## start

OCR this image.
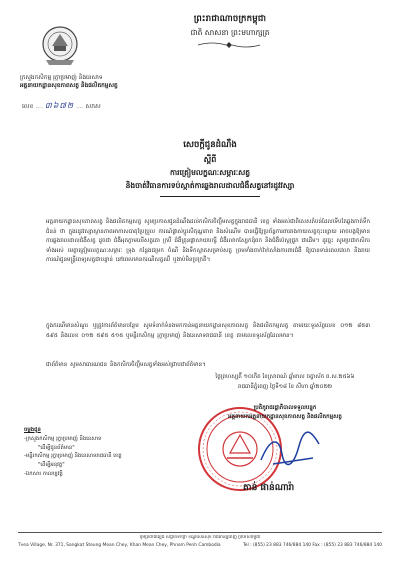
ព្រះរាជាណាចក្រកម្ពុជា
ជាតិ សាសនា ព្រះមហាក្សត្រ
ក្រសួងកសិកម្ម រុក្ខាប្រមាញ់ និងនេសាទ
អគ្គនាយកដ្ឋានសុខភាពសត្វ និងផលិតកម្មសត្វ
លេខ .... ៣៦៧២ .... សភស
សេចក្តីជូនដំណឹង
ស្តីពី
ការត្រៀមលក្ខណៈសម្ភារៈសត្វ
និងចាត់វិធានការទប់ស្កាត់ការឆ្លងរាលដាលជំងឺសត្វនៅរដូវវស្សា
អគ្គនាយកដ្ឋានសុខភាពសត្វ និងផលិតកម្មសត្វ សូមប្រកាសជូនដំណឹងដល់កសិករចិញ្ចឹមសត្វក្នុងរាជធានី ខេត្ត ទាំងអស់ជាពិសេសតំបន់ដែលទើបតែឆ្លងកាត់ទឹកជំនន់ ថា ក្នុងរដូវវស្សាស្ថានភាពអាកាសធាតុប្រែប្រួល ការណ៍ផ្លាស់ប្តូរសីតុណ្ហភាព និងសំណើម បានធ្វើឱ្យប្រព័ន្ធការពាររាងកាយសត្វចុះខ្សោយ អាចបង្កឱ្យមានការឆ្លងរាលដាលជំងឺសត្វ ដូចជា ជំងឺអុតក្តាមលើសត្វគោ ក្របី ជំងឺគ្រុនផ្តាសាយបក្សី ជំងឺរលាកស្បែកដុំពក និងជំងឺប៉េស្តជ្រូក ជាដើម។ ដូច្នេះ សូមប្រជាកសិករទាំងអស់ មេត្តាត្រៀមលក្ខណៈសម្ភារៈ ទ្រុង កន្លែងជម្រក ចំណី និងទឹកស្អាតសម្រាប់សត្វ ព្រមទាំងចាក់វ៉ាក់សាំងការពារជំងឺ ឱ្យបានទាន់ពេលវេលា និងរាយការណ៍ជូនមន្ត្រីពេទ្យសត្វជាបន្ទាន់ នៅពេលមានករណីសត្វឈឺ ឬងាប់មិនប្រក្រតី។
ក្នុងករណីមានសំណួរ ឬត្រូវការព័ត៌មានបន្ថែម សូមទំនាក់ទំនងមកកាន់អគ្គនាយកដ្ឋានសុខភាពសត្វ និងផលិតកម្មសត្វ តាមរយៈទូរស័ព្ទលេខ ០១២ ៨៥៣ ៥៩៥ និងលេខ ០១២ ៥៩៥ ៥១៥ ឬមន្ទីរកសិកម្ម រុក្ខាប្រមាញ់ និងនេសាទរាជធានី ខេត្ត តាមលេខទូរស័ព្ទដែលមាន។
ជាព័ត៌មាន សូមសាធារណជន និងកសិករចិញ្ចឹមសត្វទាំងអស់ជ្រាបជាព័ត៌មាន។
ថ្ងៃព្រហស្បតិ៍ ១០កើត ខែស្រាពណ៍ ឆ្នាំខាល ចត្វាស័ក ព.ស.២៥៦៦
រាជធានីភ្នំពេញ ថ្ងៃទី១៨ ខែ សីហា ឆ្នាំ២០២២
ប្រតិភូរាជរដ្ឋាភិបាលទទួលបន្ទុក
អគ្គនាយកអគ្គនាយកដ្ឋានសុខភាពសត្វ និងផលិតកម្មសត្វ
តាន់ ផាន់ណារ៉ា
ចម្លងជូន
-ក្រសួងកសិកម្ម រុក្ខាប្រមាញ់ និងនេសាទ
"ដើម្បីជូនព័ត៌មាន"
-មន្ទីរកសិកម្ម រុក្ខាប្រមាញ់ និងនេសាទរាជធានី ខេត្ត
"ដើម្បីអនុវត្ត"
-ឯកសារ កាលប្បវត្តិ
ភូមិត្រពាំងត្បែង សង្កាត់ទឹកថ្លា ខណ្ឌសែនសុខ រាជធានីភ្នំពេញ ប្រទេសកម្ពុជា
Tvea Village, Nr. 371, Sangkat Steung Mean Chey, Khan Mean Chey, Phnom Penh Cambodia	Tel : (855) 23 883 746/884 140 Fax : (855) 23 883 746/884 140
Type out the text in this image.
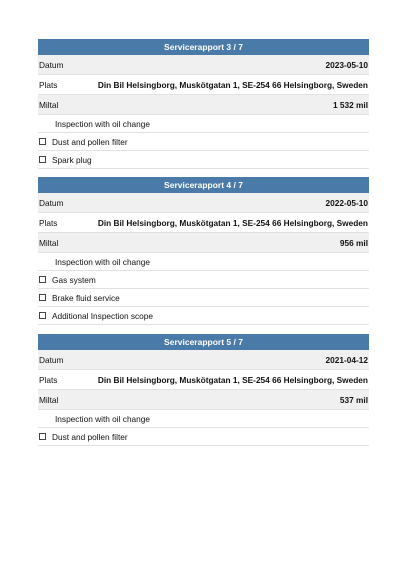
Servicerapport 3 / 7
Datum	2023-05-10
Plats	Din Bil Helsingborg, Muskötgatan 1, SE-254 66 Helsingborg, Sweden
Miltal	1 532 mil
Inspection with oil change
Dust and pollen filter
Spark plug
Servicerapport 4 / 7
Datum	2022-05-10
Plats	Din Bil Helsingborg, Muskötgatan 1, SE-254 66 Helsingborg, Sweden
Miltal	956 mil
Inspection with oil change
Gas system
Brake fluid service
Additional Inspection scope
Servicerapport 5 / 7
Datum	2021-04-12
Plats	Din Bil Helsingborg, Muskötgatan 1, SE-254 66 Helsingborg, Sweden
Miltal	537 mil
Inspection with oil change
Dust and pollen filter
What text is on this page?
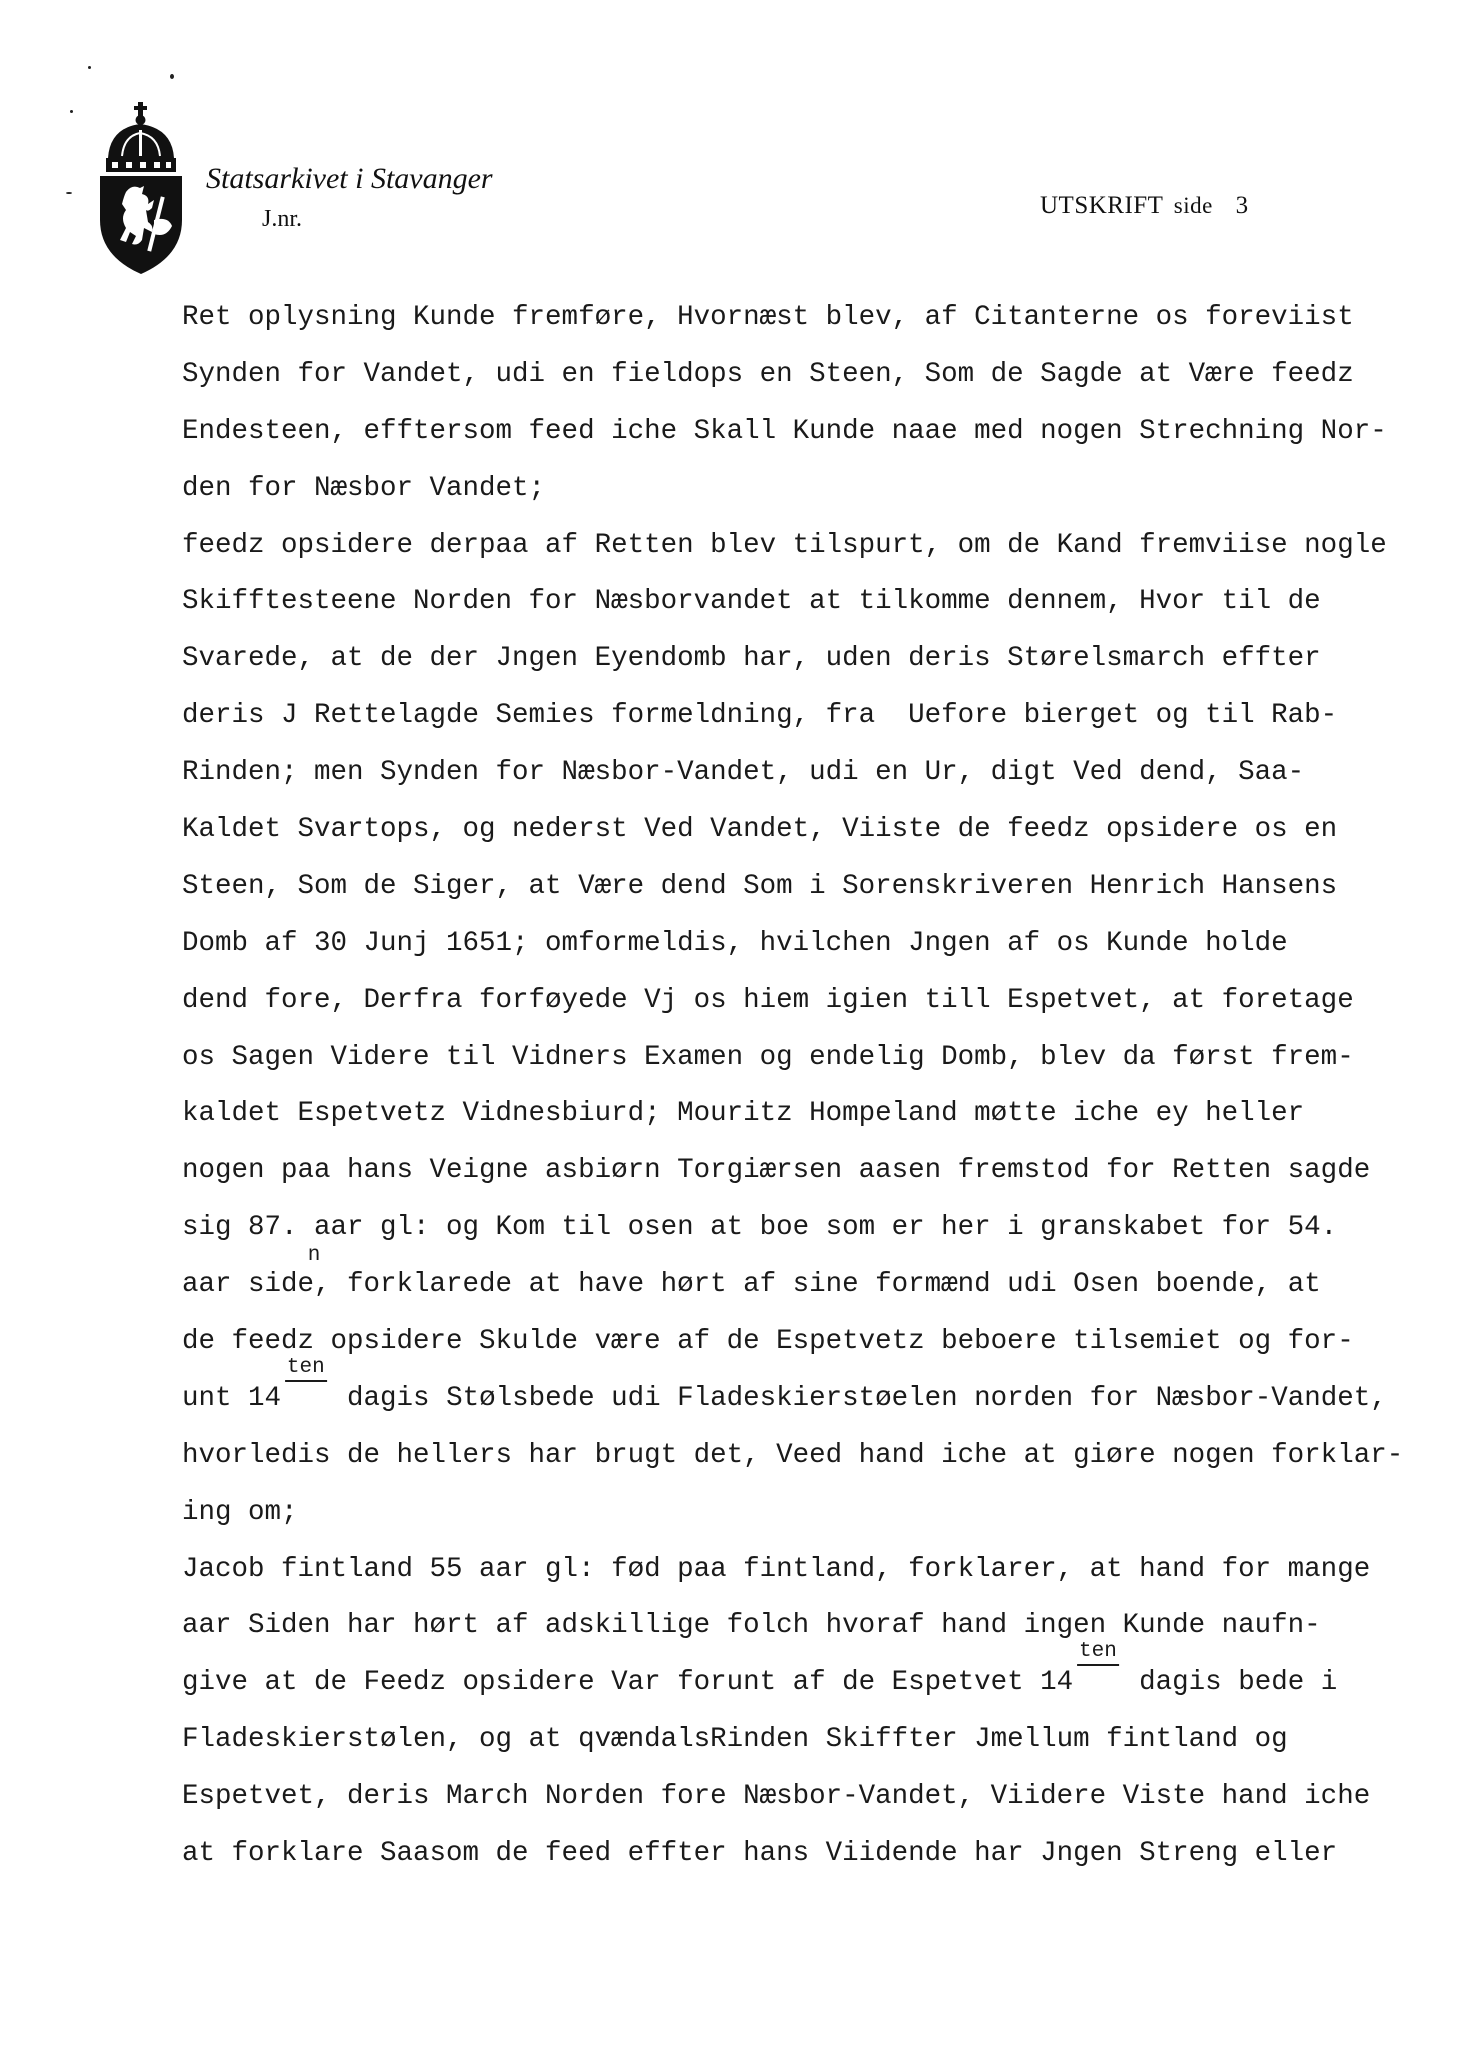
Statsarkivet i Stavanger
J.nr.	UTSKRIFT side 3
Ret oplysning Kunde fremføre, Hvornæst blev, af Citanterne os foreviist
Synden for Vandet, udi en fieldops en Steen, Som de Sagde at Være feedz
Endesteen, efftersom feed iche Skall Kunde naae med nogen Strechning Nor-
den for Næsbor Vandet;
feedz opsidere derpaa af Retten blev tilspurt, om de Kand fremviise nogle
Skifftesteene Norden for Næsborvandet at tilkomme dennem, Hvor til de
Svarede, at de der Jngen Eyendomb har, uden deris Størelsmarch effter
deris J Rettelagde Semies formeldning, fra  Uefore bierget og til Rab-
Rinden; men Synden for Næsbor-Vandet, udi en Ur, digt Ved dend, Saa-
Kaldet Svartops, og nederst Ved Vandet, Viiste de feedz opsidere os en
Steen, Som de Siger, at Være dend Som i Sorenskriveren Henrich Hansens
Domb af 30 Junj 1651; omformeldis, hvilchen Jngen af os Kunde holde
dend fore, Derfra forføyede Vj os hiem igien till Espetvet, at foretage
os Sagen Videre til Vidners Examen og endelig Domb, blev da først frem-
kaldet Espetvetz Vidnesbiurd; Mouritz Hompeland møtte iche ey heller
nogen paa hans Veigne asbiørn Torgiærsen aasen fremstod for Retten sagde
sig 87. aar gl: og Kom til osen at boe som er her i granskabet for 54.
aar side
n
, forklarede at have hørt af sine formænd udi Osen boende, at
de feedz opsidere Skulde være af de Espetvetz beboere tilsemiet og for-
unt 14
ten
dagis Stølsbede udi Fladeskierstøelen norden for Næsbor-Vandet,
hvorledis de hellers har brugt det, Veed hand iche at giøre nogen forklar-
ing om;
Jacob fintland 55 aar gl: fød paa fintland, forklarer, at hand for mange
aar Siden har hørt af adskillige folch hvoraf hand ingen Kunde naufn-
give at de Feedz opsidere Var forunt af de Espetvet 14
ten
dagis bede i
Fladeskierstølen, og at qvændalsRinden Skiffter Jmellum fintland og
Espetvet, deris March Norden fore Næsbor-Vandet, Viidere Viste hand iche
at forklare Saasom de feed effter hans Viidende har Jngen Streng eller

## end

• WHAT IS ASKED: Reply with only the number of lines in the material above where the string "deris" appears.

• TASK SOLUTION: 3